- SCHRIFTLICHE AUFGABE A -
Nenne alle finiten Verbformen im Präteritum aus dem Absatz des Berichts über die Wanderfahrt nach Tegel, der mit „Also packte ich“ beginnt.

- TEXTAUSZUG -
※

Tageswanderfahrt in Tegel – mit dem RBL-Team nach Berlin

Peter Scholl | 18. Juli 2022

Als ich gefragt wurde, ob ich helfen könnte die Boote mit dem Vereinsbus nach Berlin zum Wettkampf der Ruderbundesliga zu fahren, dachte ich mir, dass sei eine prima Gelegenheit, für eine kurze Wanderfahrt in diesem tollen Rudergebiet. Da ich nicht so erfahren mit Wanderfahrten bin und dann auch noch mit einem Einer unterwegs sein wollte, habe ich mich vorher vorsichtig erkundigt und eigentlich gedacht, dass mir diese Idee schnell ausgeredet würde, aber ich traf auf viel Unterstützung.

Also packte ich unseren TD mit auf den Hänger, organisierte mir eine Übernachtungsmöglichkeit im toll ausgestatteten Ruderhaus des Ruderclubs Tegelort an der Havel. Die Wettkämpfe der Ruderbundesliga fanden beim RC Tegel am nördlichen Ende des Tegelersees statt, dort war mir zu viel los und vermutlich ohnehin keine Möglichkeit mich unter zu bringen.

※

- SCHRIFTLICHE AUFGABE B -
Gib die Zeilen der Datensätze unverändert wieder. Beginne bei der Zeile, die „List every element“ enthält, und höre nach der Zeile auf, die „marker <box>165 115 178 128</box>“ enthält.

- VORLIEGENDE DATENSÄTZE -
※

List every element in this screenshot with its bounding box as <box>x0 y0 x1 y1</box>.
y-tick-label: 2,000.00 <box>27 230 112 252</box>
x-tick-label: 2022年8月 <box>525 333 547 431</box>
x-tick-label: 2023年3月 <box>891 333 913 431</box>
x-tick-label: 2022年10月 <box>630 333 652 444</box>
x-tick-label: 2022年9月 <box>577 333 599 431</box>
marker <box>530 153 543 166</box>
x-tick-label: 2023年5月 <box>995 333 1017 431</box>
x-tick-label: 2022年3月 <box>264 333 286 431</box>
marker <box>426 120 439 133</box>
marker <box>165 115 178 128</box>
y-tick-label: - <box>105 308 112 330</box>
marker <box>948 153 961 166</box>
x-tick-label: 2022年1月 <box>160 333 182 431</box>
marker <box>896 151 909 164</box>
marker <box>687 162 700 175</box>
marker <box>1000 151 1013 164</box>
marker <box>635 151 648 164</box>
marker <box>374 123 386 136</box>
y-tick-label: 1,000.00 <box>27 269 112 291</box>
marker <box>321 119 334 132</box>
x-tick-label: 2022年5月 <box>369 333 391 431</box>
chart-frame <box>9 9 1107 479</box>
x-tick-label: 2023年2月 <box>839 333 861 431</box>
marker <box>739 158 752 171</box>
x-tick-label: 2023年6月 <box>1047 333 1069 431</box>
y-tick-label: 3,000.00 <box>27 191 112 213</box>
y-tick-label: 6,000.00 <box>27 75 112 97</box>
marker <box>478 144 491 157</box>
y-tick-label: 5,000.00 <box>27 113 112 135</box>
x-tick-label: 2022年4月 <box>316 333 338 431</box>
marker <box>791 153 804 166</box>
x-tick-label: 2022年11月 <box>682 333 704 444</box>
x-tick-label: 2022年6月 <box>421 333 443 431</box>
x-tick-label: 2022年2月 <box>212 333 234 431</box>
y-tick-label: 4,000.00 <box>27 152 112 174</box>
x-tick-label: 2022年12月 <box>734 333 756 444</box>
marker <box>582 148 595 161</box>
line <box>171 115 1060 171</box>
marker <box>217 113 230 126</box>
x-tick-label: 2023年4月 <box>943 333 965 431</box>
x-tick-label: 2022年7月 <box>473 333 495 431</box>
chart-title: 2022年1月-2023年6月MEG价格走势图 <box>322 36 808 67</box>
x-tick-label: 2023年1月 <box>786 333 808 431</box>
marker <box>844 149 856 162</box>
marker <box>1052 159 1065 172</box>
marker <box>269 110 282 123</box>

※

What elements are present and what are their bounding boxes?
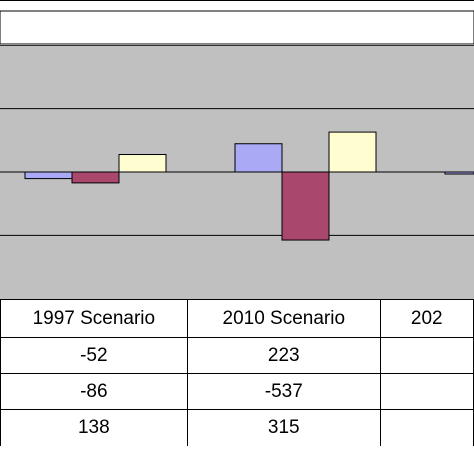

※

- MUSTERLÖSUNG A -
packte, organisierte, fanden, war

- MUSTERLÖSUNG B -
List every element in this screenshot with its bounding box as <box>x0 y0 x1 y1</box>.
y-tick-label: 2,000.00 <box>27 230 112 252</box>
x-tick-label: 2022年8月 <box>525 333 547 431</box>
x-tick-label: 2023年3月 <box>891 333 913 431</box>
x-tick-label: 2022年10月 <box>630 333 652 444</box>
x-tick-label: 2022年9月 <box>577 333 599 431</box>
marker <box>530 153 543 166</box>
x-tick-label: 2023年5月 <box>995 333 1017 431</box>
x-tick-label: 2022年3月 <box>264 333 286 431</box>
marker <box>426 120 439 133</box>
marker <box>165 115 178 128</box>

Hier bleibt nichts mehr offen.